— Exercise goal —
Without skipping anything, write out each record below exactly.

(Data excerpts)
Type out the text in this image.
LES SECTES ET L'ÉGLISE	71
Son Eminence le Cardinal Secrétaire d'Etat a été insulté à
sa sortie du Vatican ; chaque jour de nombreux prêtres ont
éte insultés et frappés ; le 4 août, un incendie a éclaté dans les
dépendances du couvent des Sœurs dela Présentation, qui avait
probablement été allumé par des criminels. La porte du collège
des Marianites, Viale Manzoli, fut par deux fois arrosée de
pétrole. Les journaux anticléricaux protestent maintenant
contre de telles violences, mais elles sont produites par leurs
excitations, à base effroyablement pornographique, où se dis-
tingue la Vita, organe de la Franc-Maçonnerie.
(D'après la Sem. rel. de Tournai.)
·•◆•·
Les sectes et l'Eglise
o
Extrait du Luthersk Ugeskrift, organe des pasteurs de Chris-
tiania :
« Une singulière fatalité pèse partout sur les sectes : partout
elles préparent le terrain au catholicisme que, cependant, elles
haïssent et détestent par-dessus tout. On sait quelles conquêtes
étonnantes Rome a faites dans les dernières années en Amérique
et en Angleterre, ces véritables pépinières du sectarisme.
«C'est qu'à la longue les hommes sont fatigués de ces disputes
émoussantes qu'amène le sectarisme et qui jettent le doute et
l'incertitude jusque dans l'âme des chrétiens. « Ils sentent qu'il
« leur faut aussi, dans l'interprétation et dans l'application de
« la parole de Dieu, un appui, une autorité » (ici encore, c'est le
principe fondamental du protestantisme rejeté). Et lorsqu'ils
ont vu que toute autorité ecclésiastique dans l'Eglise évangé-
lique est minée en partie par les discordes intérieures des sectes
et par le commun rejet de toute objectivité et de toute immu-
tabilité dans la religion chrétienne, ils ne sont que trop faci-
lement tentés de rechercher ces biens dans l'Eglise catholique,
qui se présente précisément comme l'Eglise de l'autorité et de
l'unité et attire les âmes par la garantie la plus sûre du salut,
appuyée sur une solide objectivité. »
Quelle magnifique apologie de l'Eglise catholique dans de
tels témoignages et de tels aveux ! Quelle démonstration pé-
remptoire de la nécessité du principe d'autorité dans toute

— Right answer —
Type out the text in this image.
LES SECTES ET L'ÉGLISE	71
Son Eminence le Cardinal Secrétaire d'Etat a été insulté à
sa sortie du Vatican ; chaque jour de nombreux prêtres ont
éte insultés et frappés ; le 4 août, un incendie a éclaté dans les
dépendances du couvent des Sœurs dela Présentation, qui avait
probablement été allumé par des criminels. La porte du collège
des Marianites, Viale Manzoli, fut par deux fois arrosée de
pétrole. Les journaux anticléricaux protestent maintenant
contre de telles violences, mais elles sont produites par leurs
excitations, à base effroyablement pornographique, où se dis-
tingue la Vita, organe de la Franc-Maçonnerie.
(D'après la Sem. rel. de Tournai.)
·•◆•·
Les sectes et l'Eglise
o
Extrait du Luthersk Ugeskrift, organe des pasteurs de Chris-
tiania :
« Une singulière fatalité pèse partout sur les sectes : partout
elles préparent le terrain au catholicisme que, cependant, elles
haïssent et détestent par-dessus tout. On sait quelles conquêtes
étonnantes Rome a faites dans les dernières années en Amérique
et en Angleterre, ces véritables pépinières du sectarisme.
«C'est qu'à la longue les hommes sont fatigués de ces disputes
émoussantes qu'amène le sectarisme et qui jettent le doute et
l'incertitude jusque dans l'âme des chrétiens. « Ils sentent qu'il
« leur faut aussi, dans l'interprétation et dans l'application de
« la parole de Dieu, un appui, une autorité » (ici encore, c'est le
principe fondamental du protestantisme rejeté). Et lorsqu'ils
ont vu que toute autorité ecclésiastique dans l'Eglise évangé-
lique est minée en partie par les discordes intérieures des sectes
et par le commun rejet de toute objectivité et de toute immu-
tabilité dans la religion chrétienne, ils ne sont que trop faci-
lement tentés de rechercher ces biens dans l'Eglise catholique,
qui se présente précisément comme l'Eglise de l'autorité et de
l'unité et attire les âmes par la garantie la plus sûre du salut,
appuyée sur une solide objectivité. »
Quelle magnifique apologie de l'Eglise catholique dans de
tels témoignages et de tels aveux ! Quelle démonstration pé-
remptoire de la nécessité du principe d'autorité dans toute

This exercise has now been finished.